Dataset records
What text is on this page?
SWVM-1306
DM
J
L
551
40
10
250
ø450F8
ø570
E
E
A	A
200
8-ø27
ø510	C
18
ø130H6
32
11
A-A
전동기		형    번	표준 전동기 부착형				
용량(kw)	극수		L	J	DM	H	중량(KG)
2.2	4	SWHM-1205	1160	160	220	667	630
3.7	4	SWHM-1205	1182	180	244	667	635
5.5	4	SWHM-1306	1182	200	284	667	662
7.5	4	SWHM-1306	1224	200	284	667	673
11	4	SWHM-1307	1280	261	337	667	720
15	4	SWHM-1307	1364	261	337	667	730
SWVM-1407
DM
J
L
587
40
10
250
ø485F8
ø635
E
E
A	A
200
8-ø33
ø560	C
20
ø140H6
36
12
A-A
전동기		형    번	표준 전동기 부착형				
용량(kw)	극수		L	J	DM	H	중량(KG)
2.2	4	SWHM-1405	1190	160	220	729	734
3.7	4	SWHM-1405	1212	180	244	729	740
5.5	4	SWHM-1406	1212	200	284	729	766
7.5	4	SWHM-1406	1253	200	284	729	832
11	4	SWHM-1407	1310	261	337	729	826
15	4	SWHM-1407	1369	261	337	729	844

— WRITTEN TASK —
Copy out each record from above, exactly.

— SOLUTION TO THE PROBLEM —
What text is on this page?
SWVM-1306
DM
J
L
551
40
10
250
ø450F8
ø570
E
E
A	A
200
8-ø27
ø510	C
18
ø130H6
32
11
A-A
전동기		형    번	표준 전동기 부착형				
용량(kw)	극수		L	J	DM	H	중량(KG)
2.2	4	SWHM-1205	1160	160	220	667	630
3.7	4	SWHM-1205	1182	180	244	667	635
5.5	4	SWHM-1306	1182	200	284	667	662
7.5	4	SWHM-1306	1224	200	284	667	673
11	4	SWHM-1307	1280	261	337	667	720
15	4	SWHM-1307	1364	261	337	667	730
SWVM-1407
DM
J
L
587
40
10
250
ø485F8
ø635
E
E
A	A
200
8-ø33
ø560	C
20
ø140H6
36
12
A-A
전동기		형    번	표준 전동기 부착형				
용량(kw)	극수		L	J	DM	H	중량(KG)
2.2	4	SWHM-1405	1190	160	220	729	734
3.7	4	SWHM-1405	1212	180	244	729	740
5.5	4	SWHM-1406	1212	200	284	729	766
7.5	4	SWHM-1406	1253	200	284	729	832
11	4	SWHM-1407	1310	261	337	729	826
15	4	SWHM-1407	1369	261	337	729	844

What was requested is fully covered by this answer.